**Your goal:**
Copy all the entries below exactly, but not the pictures.

(Chart and figure data)
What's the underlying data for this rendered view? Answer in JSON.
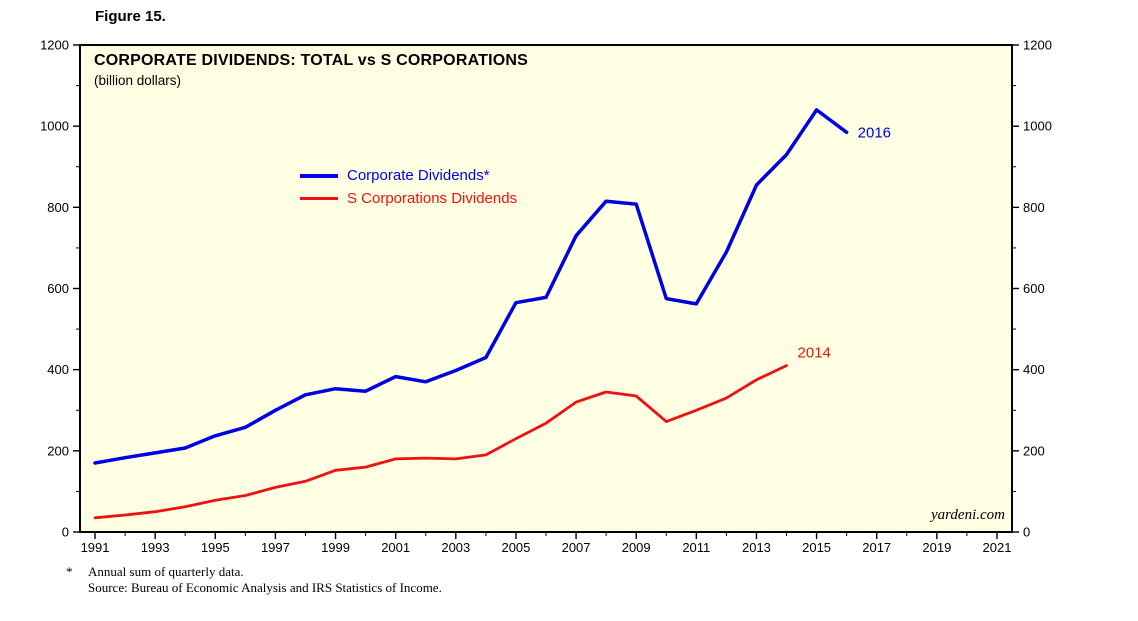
{
  "figure": {
    "label": "Figure 15."
  },
  "chart_data": {
    "type": "line",
    "title": "CORPORATE DIVIDENDS: TOTAL vs S CORPORATIONS",
    "subtitle": "(billion dollars)",
    "xlim": [
      1990.5,
      2021.5
    ],
    "ylim": [
      0,
      1200
    ],
    "yticks": [
      0,
      200,
      400,
      600,
      800,
      1000,
      1200
    ],
    "ytick_minor": [
      100,
      300,
      500,
      700,
      900,
      1100
    ],
    "xticks_labeled": [
      1991,
      1993,
      1995,
      1997,
      1999,
      2001,
      2003,
      2005,
      2007,
      2009,
      2011,
      2013,
      2015,
      2017,
      2019,
      2021
    ],
    "xticks_minor_start": 1991,
    "xticks_minor_end": 2021,
    "grid": false,
    "legend_position": "upper-left-inside",
    "plot_bg": "#FFFFE3",
    "border_color": "#000000",
    "series": [
      {
        "name": "Corporate Dividends*",
        "color": "#0000E0",
        "width": 3.5,
        "end_label": "2016",
        "x": [
          1991,
          1992,
          1993,
          1994,
          1995,
          1996,
          1997,
          1998,
          1999,
          2000,
          2001,
          2002,
          2003,
          2004,
          2005,
          2006,
          2007,
          2008,
          2009,
          2010,
          2011,
          2012,
          2013,
          2014,
          2015,
          2016
        ],
        "values": [
          170,
          183,
          195,
          207,
          237,
          258,
          300,
          338,
          353,
          347,
          383,
          370,
          398,
          430,
          565,
          578,
          730,
          815,
          808,
          575,
          562,
          690,
          855,
          930,
          1040,
          985
        ]
      },
      {
        "name": "S Corporations Dividends",
        "color": "#EE1111",
        "width": 2.8,
        "end_label": "2014",
        "x": [
          1991,
          1992,
          1993,
          1994,
          1995,
          1996,
          1997,
          1998,
          1999,
          2000,
          2001,
          2002,
          2003,
          2004,
          2005,
          2006,
          2007,
          2008,
          2009,
          2010,
          2011,
          2012,
          2013,
          2014
        ],
        "values": [
          35,
          42,
          50,
          62,
          78,
          90,
          110,
          125,
          152,
          160,
          180,
          182,
          180,
          190,
          230,
          268,
          320,
          345,
          335,
          272,
          300,
          330,
          375,
          410
        ]
      }
    ],
    "watermark": "yardeni.com"
  },
  "footnotes": {
    "star": "*",
    "line1": "Annual sum of quarterly data.",
    "line2": "Source: Bureau of Economic Analysis and IRS Statistics of Income."
  }
}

**Response to the task:**
What's the underlying data for this rendered view? Answer in JSON.
{
  "figure": {
    "label": "Figure 15."
  },
  "chart_data": {
    "type": "line",
    "title": "CORPORATE DIVIDENDS: TOTAL vs S CORPORATIONS",
    "subtitle": "(billion dollars)",
    "xlim": [
      1990.5,
      2021.5
    ],
    "ylim": [
      0,
      1200
    ],
    "yticks": [
      0,
      200,
      400,
      600,
      800,
      1000,
      1200
    ],
    "ytick_minor": [
      100,
      300,
      500,
      700,
      900,
      1100
    ],
    "xticks_labeled": [
      1991,
      1993,
      1995,
      1997,
      1999,
      2001,
      2003,
      2005,
      2007,
      2009,
      2011,
      2013,
      2015,
      2017,
      2019,
      2021
    ],
    "xticks_minor_start": 1991,
    "xticks_minor_end": 2021,
    "grid": false,
    "legend_position": "upper-left-inside",
    "plot_bg": "#FFFFE3",
    "border_color": "#000000",
    "series": [
      {
        "name": "Corporate Dividends*",
        "color": "#0000E0",
        "width": 3.5,
        "end_label": "2016",
        "x": [
          1991,
          1992,
          1993,
          1994,
          1995,
          1996,
          1997,
          1998,
          1999,
          2000,
          2001,
          2002,
          2003,
          2004,
          2005,
          2006,
          2007,
          2008,
          2009,
          2010,
          2011,
          2012,
          2013,
          2014,
          2015,
          2016
        ],
        "values": [
          170,
          183,
          195,
          207,
          237,
          258,
          300,
          338,
          353,
          347,
          383,
          370,
          398,
          430,
          565,
          578,
          730,
          815,
          808,
          575,
          562,
          690,
          855,
          930,
          1040,
          985
        ]
      },
      {
        "name": "S Corporations Dividends",
        "color": "#EE1111",
        "width": 2.8,
        "end_label": "2014",
        "x": [
          1991,
          1992,
          1993,
          1994,
          1995,
          1996,
          1997,
          1998,
          1999,
          2000,
          2001,
          2002,
          2003,
          2004,
          2005,
          2006,
          2007,
          2008,
          2009,
          2010,
          2011,
          2012,
          2013,
          2014
        ],
        "values": [
          35,
          42,
          50,
          62,
          78,
          90,
          110,
          125,
          152,
          160,
          180,
          182,
          180,
          190,
          230,
          268,
          320,
          345,
          335,
          272,
          300,
          330,
          375,
          410
        ]
      }
    ],
    "watermark": "yardeni.com"
  },
  "footnotes": {
    "star": "*",
    "line1": "Annual sum of quarterly data.",
    "line2": "Source: Bureau of Economic Analysis and IRS Statistics of Income."
  }
}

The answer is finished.